→ **TASK TO COMPLETE**:
Please reproduce every record, keeping each one exactly as written.

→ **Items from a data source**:

::::::

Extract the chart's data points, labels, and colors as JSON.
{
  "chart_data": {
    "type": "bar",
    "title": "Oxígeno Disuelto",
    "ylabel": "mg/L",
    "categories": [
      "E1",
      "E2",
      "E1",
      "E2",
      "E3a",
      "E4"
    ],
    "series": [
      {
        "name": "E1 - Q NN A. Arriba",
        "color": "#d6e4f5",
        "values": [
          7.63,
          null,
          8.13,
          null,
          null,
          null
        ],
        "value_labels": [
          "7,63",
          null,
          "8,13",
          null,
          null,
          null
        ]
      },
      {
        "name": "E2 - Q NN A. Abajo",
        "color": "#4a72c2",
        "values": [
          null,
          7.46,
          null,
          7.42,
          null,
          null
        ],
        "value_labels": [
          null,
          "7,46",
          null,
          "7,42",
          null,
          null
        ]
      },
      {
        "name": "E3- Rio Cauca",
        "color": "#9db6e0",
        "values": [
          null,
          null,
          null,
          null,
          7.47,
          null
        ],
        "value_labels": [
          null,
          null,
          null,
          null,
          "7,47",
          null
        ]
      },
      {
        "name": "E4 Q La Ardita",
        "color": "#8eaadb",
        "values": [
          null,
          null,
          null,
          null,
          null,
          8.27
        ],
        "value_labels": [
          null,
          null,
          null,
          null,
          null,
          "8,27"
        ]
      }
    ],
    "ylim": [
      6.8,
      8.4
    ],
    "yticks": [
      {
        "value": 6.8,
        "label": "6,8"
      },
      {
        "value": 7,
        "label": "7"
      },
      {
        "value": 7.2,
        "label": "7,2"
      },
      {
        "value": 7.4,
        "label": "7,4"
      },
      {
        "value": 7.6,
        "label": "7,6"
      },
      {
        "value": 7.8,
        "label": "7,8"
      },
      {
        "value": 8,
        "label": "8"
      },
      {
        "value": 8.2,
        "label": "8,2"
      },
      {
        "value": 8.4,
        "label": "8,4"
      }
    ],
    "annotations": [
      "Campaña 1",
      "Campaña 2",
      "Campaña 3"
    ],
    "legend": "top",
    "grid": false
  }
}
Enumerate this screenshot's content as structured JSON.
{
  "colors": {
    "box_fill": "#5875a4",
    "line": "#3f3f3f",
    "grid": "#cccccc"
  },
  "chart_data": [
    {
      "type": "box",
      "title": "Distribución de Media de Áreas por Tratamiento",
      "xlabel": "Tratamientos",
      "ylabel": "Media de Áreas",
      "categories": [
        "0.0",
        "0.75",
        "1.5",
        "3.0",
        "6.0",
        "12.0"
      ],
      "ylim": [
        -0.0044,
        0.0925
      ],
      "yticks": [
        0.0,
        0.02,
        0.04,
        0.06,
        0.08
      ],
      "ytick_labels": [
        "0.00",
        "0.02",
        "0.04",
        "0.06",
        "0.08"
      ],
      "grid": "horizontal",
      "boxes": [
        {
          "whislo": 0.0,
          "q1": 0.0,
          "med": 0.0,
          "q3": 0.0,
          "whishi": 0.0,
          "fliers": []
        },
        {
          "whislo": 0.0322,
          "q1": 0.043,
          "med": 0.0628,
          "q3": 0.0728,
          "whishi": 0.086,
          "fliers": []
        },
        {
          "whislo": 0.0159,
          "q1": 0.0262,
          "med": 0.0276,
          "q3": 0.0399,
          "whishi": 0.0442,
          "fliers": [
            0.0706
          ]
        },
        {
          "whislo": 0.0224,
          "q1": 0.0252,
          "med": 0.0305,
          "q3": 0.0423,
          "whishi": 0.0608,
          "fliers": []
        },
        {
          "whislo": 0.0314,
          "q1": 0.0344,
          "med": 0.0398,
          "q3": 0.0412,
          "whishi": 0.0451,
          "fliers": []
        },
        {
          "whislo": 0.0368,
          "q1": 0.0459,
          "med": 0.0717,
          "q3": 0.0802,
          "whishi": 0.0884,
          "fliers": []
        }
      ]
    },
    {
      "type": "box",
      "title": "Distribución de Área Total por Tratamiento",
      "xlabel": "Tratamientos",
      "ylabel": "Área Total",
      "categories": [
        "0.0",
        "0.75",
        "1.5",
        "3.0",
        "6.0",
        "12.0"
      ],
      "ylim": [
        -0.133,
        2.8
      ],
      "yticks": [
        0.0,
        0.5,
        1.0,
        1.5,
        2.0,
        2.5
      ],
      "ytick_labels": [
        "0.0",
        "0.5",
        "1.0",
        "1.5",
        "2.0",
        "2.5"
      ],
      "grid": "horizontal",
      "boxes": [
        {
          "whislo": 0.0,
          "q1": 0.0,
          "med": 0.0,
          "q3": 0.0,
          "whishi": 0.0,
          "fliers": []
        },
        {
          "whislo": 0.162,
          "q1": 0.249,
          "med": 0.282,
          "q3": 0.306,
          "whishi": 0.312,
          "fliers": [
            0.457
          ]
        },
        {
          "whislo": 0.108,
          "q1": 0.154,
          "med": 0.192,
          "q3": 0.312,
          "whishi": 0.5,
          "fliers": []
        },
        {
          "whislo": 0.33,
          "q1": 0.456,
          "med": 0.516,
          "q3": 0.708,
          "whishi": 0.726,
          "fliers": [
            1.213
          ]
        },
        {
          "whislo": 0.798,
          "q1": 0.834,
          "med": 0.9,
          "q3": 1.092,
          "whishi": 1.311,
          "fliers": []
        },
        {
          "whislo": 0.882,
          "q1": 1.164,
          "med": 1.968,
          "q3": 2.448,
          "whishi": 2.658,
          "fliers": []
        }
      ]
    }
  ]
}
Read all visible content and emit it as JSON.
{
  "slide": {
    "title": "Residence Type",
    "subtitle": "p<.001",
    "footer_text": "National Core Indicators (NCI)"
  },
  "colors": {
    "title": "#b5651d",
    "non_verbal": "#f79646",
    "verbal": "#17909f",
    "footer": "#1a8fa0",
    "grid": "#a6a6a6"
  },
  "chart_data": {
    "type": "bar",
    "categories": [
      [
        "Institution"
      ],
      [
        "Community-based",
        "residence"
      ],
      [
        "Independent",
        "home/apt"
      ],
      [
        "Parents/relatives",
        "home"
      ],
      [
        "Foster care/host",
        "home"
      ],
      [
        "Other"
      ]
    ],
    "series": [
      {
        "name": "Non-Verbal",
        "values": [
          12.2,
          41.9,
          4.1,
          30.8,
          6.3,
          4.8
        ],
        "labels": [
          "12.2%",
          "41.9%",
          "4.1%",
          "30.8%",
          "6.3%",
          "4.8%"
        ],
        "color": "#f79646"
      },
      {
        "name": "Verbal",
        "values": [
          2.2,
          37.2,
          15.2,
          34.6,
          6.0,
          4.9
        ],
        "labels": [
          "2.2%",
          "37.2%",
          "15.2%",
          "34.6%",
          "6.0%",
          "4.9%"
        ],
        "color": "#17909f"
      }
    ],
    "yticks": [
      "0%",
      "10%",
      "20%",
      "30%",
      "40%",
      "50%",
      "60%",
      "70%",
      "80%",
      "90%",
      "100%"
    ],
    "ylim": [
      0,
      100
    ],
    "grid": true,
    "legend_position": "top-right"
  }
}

::::::

→ **WRITTEN RESPONSE**:
Extract the chart's data points, labels, and colors as JSON.
{
  "chart_data": {
    "type": "bar",
    "title": "Oxígeno Disuelto",
    "ylabel": "mg/L",
    "categories": [
      "E1",
      "E2",
      "E1",
      "E2",
      "E3a",
      "E4"
    ],
    "series": [
      {
        "name": "E1 - Q NN A. Arriba",
        "color": "#d6e4f5",
        "values": [
          7.63,
          null,
          8.13,
          null,
          null,
          null
        ],
        "value_labels": [
          "7,63",
          null,
          "8,13",
          null,
          null,
          null
        ]
      },
      {
        "name": "E2 - Q NN A. Abajo",
        "color": "#4a72c2",
        "values": [
          null,
          7.46,
          null,
          7.42,
          null,
          null
        ],
        "value_labels": [
          null,
          "7,46",
          null,
          "7,42",
          null,
          null
        ]
      },
      {
        "name": "E3- Rio Cauca",
        "color": "#9db6e0",
        "values": [
          null,
          null,
          null,
          null,
          7.47,
          null
        ],
        "value_labels": [
          null,
          null,
          null,
          null,
          "7,47",
          null
        ]
      },
      {
        "name": "E4 Q La Ardita",
        "color": "#8eaadb",
        "values": [
          null,
          null,
          null,
          null,
          null,
          8.27
        ],
        "value_labels": [
          null,
          null,
          null,
          null,
          null,
          "8,27"
        ]
      }
    ],
    "ylim": [
      6.8,
      8.4
    ],
    "yticks": [
      {
        "value": 6.8,
        "label": "6,8"
      },
      {
        "value": 7,
        "label": "7"
      },
      {
        "value": 7.2,
        "label": "7,2"
      },
      {
        "value": 7.4,
        "label": "7,4"
      },
      {
        "value": 7.6,
        "label": "7,6"
      },
      {
        "value": 7.8,
        "label": "7,8"
      },
      {
        "value": 8,
        "label": "8"
      },
      {
        "value": 8.2,
        "label": "8,2"
      },
      {
        "value": 8.4,
        "label": "8,4"
      }
    ],
    "annotations": [
      "Campaña 1",
      "Campaña 2",
      "Campaña 3"
    ],
    "legend": "top",
    "grid": false
  }
}
Enumerate this screenshot's content as structured JSON.
{
  "colors": {
    "box_fill": "#5875a4",
    "line": "#3f3f3f",
    "grid": "#cccccc"
  },
  "chart_data": [
    {
      "type": "box",
      "title": "Distribución de Media de Áreas por Tratamiento",
      "xlabel": "Tratamientos",
      "ylabel": "Media de Áreas",
      "categories": [
        "0.0",
        "0.75",
        "1.5",
        "3.0",
        "6.0",
        "12.0"
      ],
      "ylim": [
        -0.0044,
        0.0925
      ],
      "yticks": [
        0.0,
        0.02,
        0.04,
        0.06,
        0.08
      ],
      "ytick_labels": [
        "0.00",
        "0.02",
        "0.04",
        "0.06",
        "0.08"
      ],
      "grid": "horizontal",
      "boxes": [
        {
          "whislo": 0.0,
          "q1": 0.0,
          "med": 0.0,
          "q3": 0.0,
          "whishi": 0.0,
          "fliers": []
        },
        {
          "whislo": 0.0322,
          "q1": 0.043,
          "med": 0.0628,
          "q3": 0.0728,
          "whishi": 0.086,
          "fliers": []
        },
        {
          "whislo": 0.0159,
          "q1": 0.0262,
          "med": 0.0276,
          "q3": 0.0399,
          "whishi": 0.0442,
          "fliers": [
            0.0706
          ]
        },
        {
          "whislo": 0.0224,
          "q1": 0.0252,
          "med": 0.0305,
          "q3": 0.0423,
          "whishi": 0.0608,
          "fliers": []
        },
        {
          "whislo": 0.0314,
          "q1": 0.0344,
          "med": 0.0398,
          "q3": 0.0412,
          "whishi": 0.0451,
          "fliers": []
        },
        {
          "whislo": 0.0368,
          "q1": 0.0459,
          "med": 0.0717,
          "q3": 0.0802,
          "whishi": 0.0884,
          "fliers": []
        }
      ]
    },
    {
      "type": "box",
      "title": "Distribución de Área Total por Tratamiento",
      "xlabel": "Tratamientos",
      "ylabel": "Área Total",
      "categories": [
        "0.0",
        "0.75",
        "1.5",
        "3.0",
        "6.0",
        "12.0"
      ],
      "ylim": [
        -0.133,
        2.8
      ],
      "yticks": [
        0.0,
        0.5,
        1.0,
        1.5,
        2.0,
        2.5
      ],
      "ytick_labels": [
        "0.0",
        "0.5",
        "1.0",
        "1.5",
        "2.0",
        "2.5"
      ],
      "grid": "horizontal",
      "boxes": [
        {
          "whislo": 0.0,
          "q1": 0.0,
          "med": 0.0,
          "q3": 0.0,
          "whishi": 0.0,
          "fliers": []
        },
        {
          "whislo": 0.162,
          "q1": 0.249,
          "med": 0.282,
          "q3": 0.306,
          "whishi": 0.312,
          "fliers": [
            0.457
          ]
        },
        {
          "whislo": 0.108,
          "q1": 0.154,
          "med": 0.192,
          "q3": 0.312,
          "whishi": 0.5,
          "fliers": []
        },
        {
          "whislo": 0.33,
          "q1": 0.456,
          "med": 0.516,
          "q3": 0.708,
          "whishi": 0.726,
          "fliers": [
            1.213
          ]
        },
        {
          "whislo": 0.798,
          "q1": 0.834,
          "med": 0.9,
          "q3": 1.092,
          "whishi": 1.311,
          "fliers": []
        },
        {
          "whislo": 0.882,
          "q1": 1.164,
          "med": 1.968,
          "q3": 2.448,
          "whishi": 2.658,
          "fliers": []
        }
      ]
    }
  ]
}
Read all visible content and emit it as JSON.
{
  "slide": {
    "title": "Residence Type",
    "subtitle": "p<.001",
    "footer_text": "National Core Indicators (NCI)"
  },
  "colors": {
    "title": "#b5651d",
    "non_verbal": "#f79646",
    "verbal": "#17909f",
    "footer": "#1a8fa0",
    "grid": "#a6a6a6"
  },
  "chart_data": {
    "type": "bar",
    "categories": [
      [
        "Institution"
      ],
      [
        "Community-based",
        "residence"
      ],
      [
        "Independent",
        "home/apt"
      ],
      [
        "Parents/relatives",
        "home"
      ],
      [
        "Foster care/host",
        "home"
      ],
      [
        "Other"
      ]
    ],
    "series": [
      {
        "name": "Non-Verbal",
        "values": [
          12.2,
          41.9,
          4.1,
          30.8,
          6.3,
          4.8
        ],
        "labels": [
          "12.2%",
          "41.9%",
          "4.1%",
          "30.8%",
          "6.3%",
          "4.8%"
        ],
        "color": "#f79646"
      },
      {
        "name": "Verbal",
        "values": [
          2.2,
          37.2,
          15.2,
          34.6,
          6.0,
          4.9
        ],
        "labels": [
          "2.2%",
          "37.2%",
          "15.2%",
          "34.6%",
          "6.0%",
          "4.9%"
        ],
        "color": "#17909f"
      }
    ],
    "yticks": [
      "0%",
      "10%",
      "20%",
      "30%",
      "40%",
      "50%",
      "60%",
      "70%",
      "80%",
      "90%",
      "100%"
    ],
    "ylim": [
      0,
      100
    ],
    "grid": true,
    "legend_position": "top-right"
  }
}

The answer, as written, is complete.